Given exercise:
Quote exactly the lines from the one with "Read out every word on this page." to the end of the data, both included; omit the pictures.

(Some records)
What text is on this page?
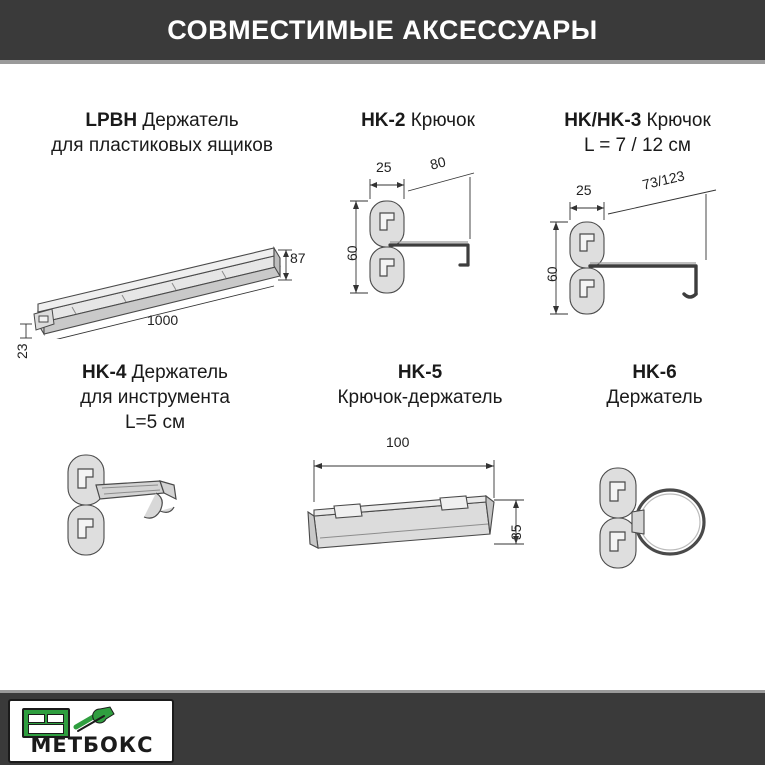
СОВМЕСТИМЫЕ АКСЕССУАРЫ
LPBH Держатель
для пластиковых ящиков
87
1000
23
HK-2 Крючок
25	80
60
HK/HK-3 Крючок
L = 7 / 12 см
25	73/123
60
HK-4 Держатель
для инструмента
L=5 см
HK-5
Крючок-держатель
100
35
HK-6
Держатель
МЕТБОКС
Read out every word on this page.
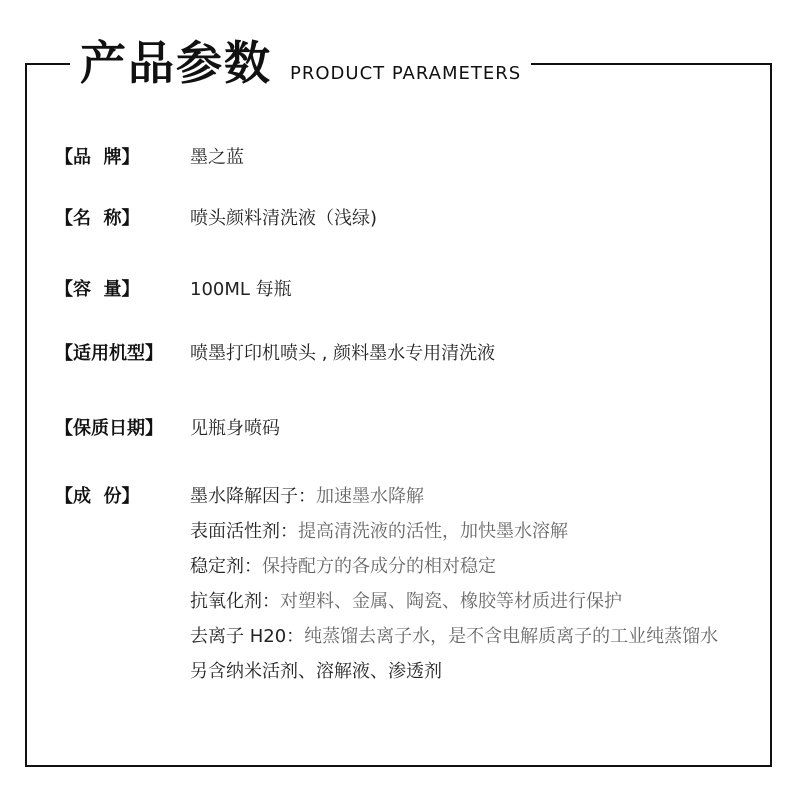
产品参数 PRODUCT PARAMETERS
【品  牌】	墨之蓝
【名  称】	喷头颜料清洗液（浅绿)
【容  量】	100ML 每瓶
【适用机型】	喷墨打印机喷头 , 颜料墨水专用清洗液
【保质日期】	见瓶身喷码
【成  份】	墨水降解因子：加速墨水降解
表面活性剂：提高清洗液的活性，加快墨水溶解
稳定剂：保持配方的各成分的相对稳定
抗氧化剂：对塑料、金属、陶瓷、橡胶等材质进行保护
去离子 H20：纯蒸馏去离子水，是不含电解质离子的工业纯蒸馏水
另含纳米活剂、溶解液、渗透剂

Complete response:
Read out every word on this page.
产品参数 PRODUCT PARAMETERS
【品  牌】	墨之蓝
【名  称】	喷头颜料清洗液（浅绿)
【容  量】	100ML 每瓶
【适用机型】	喷墨打印机喷头 , 颜料墨水专用清洗液
【保质日期】	见瓶身喷码
【成  份】	墨水降解因子：加速墨水降解
表面活性剂：提高清洗液的活性，加快墨水溶解
稳定剂：保持配方的各成分的相对稳定
抗氧化剂：对塑料、金属、陶瓷、橡胶等材质进行保护
去离子 H20：纯蒸馏去离子水，是不含电解质离子的工业纯蒸馏水
另含纳米活剂、溶解液、渗透剂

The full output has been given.